§ **Goal**
Reproduce the records exactly.

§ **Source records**
━━━

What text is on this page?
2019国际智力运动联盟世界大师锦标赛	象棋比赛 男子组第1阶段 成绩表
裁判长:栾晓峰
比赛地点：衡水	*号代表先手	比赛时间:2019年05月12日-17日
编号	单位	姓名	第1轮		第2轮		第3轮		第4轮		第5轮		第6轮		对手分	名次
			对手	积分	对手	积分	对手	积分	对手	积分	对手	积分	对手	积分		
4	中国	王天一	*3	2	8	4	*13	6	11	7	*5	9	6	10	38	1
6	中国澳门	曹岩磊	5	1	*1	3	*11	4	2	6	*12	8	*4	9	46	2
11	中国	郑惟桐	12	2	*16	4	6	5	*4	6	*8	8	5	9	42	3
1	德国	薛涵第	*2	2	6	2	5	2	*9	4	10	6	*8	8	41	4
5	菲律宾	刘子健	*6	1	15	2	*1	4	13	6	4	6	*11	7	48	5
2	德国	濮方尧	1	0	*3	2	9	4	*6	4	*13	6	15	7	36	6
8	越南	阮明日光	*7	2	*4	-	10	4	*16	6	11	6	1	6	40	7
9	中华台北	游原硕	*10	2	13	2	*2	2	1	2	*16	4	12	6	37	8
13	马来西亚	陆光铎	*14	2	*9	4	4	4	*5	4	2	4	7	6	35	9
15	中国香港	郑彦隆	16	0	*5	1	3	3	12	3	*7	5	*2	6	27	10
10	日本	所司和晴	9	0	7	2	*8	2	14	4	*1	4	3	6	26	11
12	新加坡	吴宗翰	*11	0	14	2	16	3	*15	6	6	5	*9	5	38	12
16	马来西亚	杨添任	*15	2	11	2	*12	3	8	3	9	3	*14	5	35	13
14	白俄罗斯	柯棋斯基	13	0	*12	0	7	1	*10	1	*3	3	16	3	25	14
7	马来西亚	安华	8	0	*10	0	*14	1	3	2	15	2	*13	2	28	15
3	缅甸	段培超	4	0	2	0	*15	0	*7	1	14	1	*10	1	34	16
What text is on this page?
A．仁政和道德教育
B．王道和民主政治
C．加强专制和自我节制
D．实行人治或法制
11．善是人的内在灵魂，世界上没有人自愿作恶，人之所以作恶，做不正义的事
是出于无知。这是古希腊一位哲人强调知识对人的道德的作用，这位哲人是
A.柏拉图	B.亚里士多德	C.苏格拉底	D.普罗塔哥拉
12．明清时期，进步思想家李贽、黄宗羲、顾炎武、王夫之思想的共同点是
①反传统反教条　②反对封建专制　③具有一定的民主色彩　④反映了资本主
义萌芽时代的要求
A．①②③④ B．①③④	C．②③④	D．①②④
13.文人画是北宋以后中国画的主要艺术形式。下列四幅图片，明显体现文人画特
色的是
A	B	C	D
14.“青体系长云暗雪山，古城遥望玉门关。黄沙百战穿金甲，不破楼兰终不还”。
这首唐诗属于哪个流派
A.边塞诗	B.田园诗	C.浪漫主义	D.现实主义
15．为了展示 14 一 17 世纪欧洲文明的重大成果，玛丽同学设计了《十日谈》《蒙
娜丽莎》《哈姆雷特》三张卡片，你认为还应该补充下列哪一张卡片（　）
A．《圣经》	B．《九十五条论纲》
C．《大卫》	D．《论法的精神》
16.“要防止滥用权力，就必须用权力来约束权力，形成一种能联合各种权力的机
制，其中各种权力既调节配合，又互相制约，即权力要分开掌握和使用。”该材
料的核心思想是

━━━

§ **Correct answer**
What text is on this page?
2019国际智力运动联盟世界大师锦标赛	象棋比赛 男子组第1阶段 成绩表
裁判长:栾晓峰
比赛地点：衡水	*号代表先手	比赛时间:2019年05月12日-17日
编号	单位	姓名	第1轮		第2轮		第3轮		第4轮		第5轮		第6轮		对手分	名次
			对手	积分	对手	积分	对手	积分	对手	积分	对手	积分	对手	积分		
4	中国	王天一	*3	2	8	4	*13	6	11	7	*5	9	6	10	38	1
6	中国澳门	曹岩磊	5	1	*1	3	*11	4	2	6	*12	8	*4	9	46	2
11	中国	郑惟桐	12	2	*16	4	6	5	*4	6	*8	8	5	9	42	3
1	德国	薛涵第	*2	2	6	2	5	2	*9	4	10	6	*8	8	41	4
5	菲律宾	刘子健	*6	1	15	2	*1	4	13	6	4	6	*11	7	48	5
2	德国	濮方尧	1	0	*3	2	9	4	*6	4	*13	6	15	7	36	6
8	越南	阮明日光	*7	2	*4	-	10	4	*16	6	11	6	1	6	40	7
9	中华台北	游原硕	*10	2	13	2	*2	2	1	2	*16	4	12	6	37	8
13	马来西亚	陆光铎	*14	2	*9	4	4	4	*5	4	2	4	7	6	35	9
15	中国香港	郑彦隆	16	0	*5	1	3	3	12	3	*7	5	*2	6	27	10
10	日本	所司和晴	9	0	7	2	*8	2	14	4	*1	4	3	6	26	11
12	新加坡	吴宗翰	*11	0	14	2	16	3	*15	6	6	5	*9	5	38	12
16	马来西亚	杨添任	*15	2	11	2	*12	3	8	3	9	3	*14	5	35	13
14	白俄罗斯	柯棋斯基	13	0	*12	0	7	1	*10	1	*3	3	16	3	25	14
7	马来西亚	安华	8	0	*10	0	*14	1	3	2	15	2	*13	2	28	15
3	缅甸	段培超	4	0	2	0	*15	0	*7	1	14	1	*10	1	34	16
What text is on this page?
A．仁政和道德教育
B．王道和民主政治
C．加强专制和自我节制
D．实行人治或法制
11．善是人的内在灵魂，世界上没有人自愿作恶，人之所以作恶，做不正义的事
是出于无知。这是古希腊一位哲人强调知识对人的道德的作用，这位哲人是
A.柏拉图	B.亚里士多德	C.苏格拉底	D.普罗塔哥拉
12．明清时期，进步思想家李贽、黄宗羲、顾炎武、王夫之思想的共同点是
①反传统反教条　②反对封建专制　③具有一定的民主色彩　④反映了资本主
义萌芽时代的要求
A．①②③④ B．①③④	C．②③④	D．①②④
13.文人画是北宋以后中国画的主要艺术形式。下列四幅图片，明显体现文人画特
色的是
A	B	C	D
14.“青体系长云暗雪山，古城遥望玉门关。黄沙百战穿金甲，不破楼兰终不还”。
这首唐诗属于哪个流派
A.边塞诗	B.田园诗	C.浪漫主义	D.现实主义
15．为了展示 14 一 17 世纪欧洲文明的重大成果，玛丽同学设计了《十日谈》《蒙
娜丽莎》《哈姆雷特》三张卡片，你认为还应该补充下列哪一张卡片（　）
A．《圣经》	B．《九十五条论纲》
C．《大卫》	D．《论法的精神》
16.“要防止滥用权力，就必须用权力来约束权力，形成一种能联合各种权力的机
制，其中各种权力既调节配合，又互相制约，即权力要分开掌握和使用。”该材
料的核心思想是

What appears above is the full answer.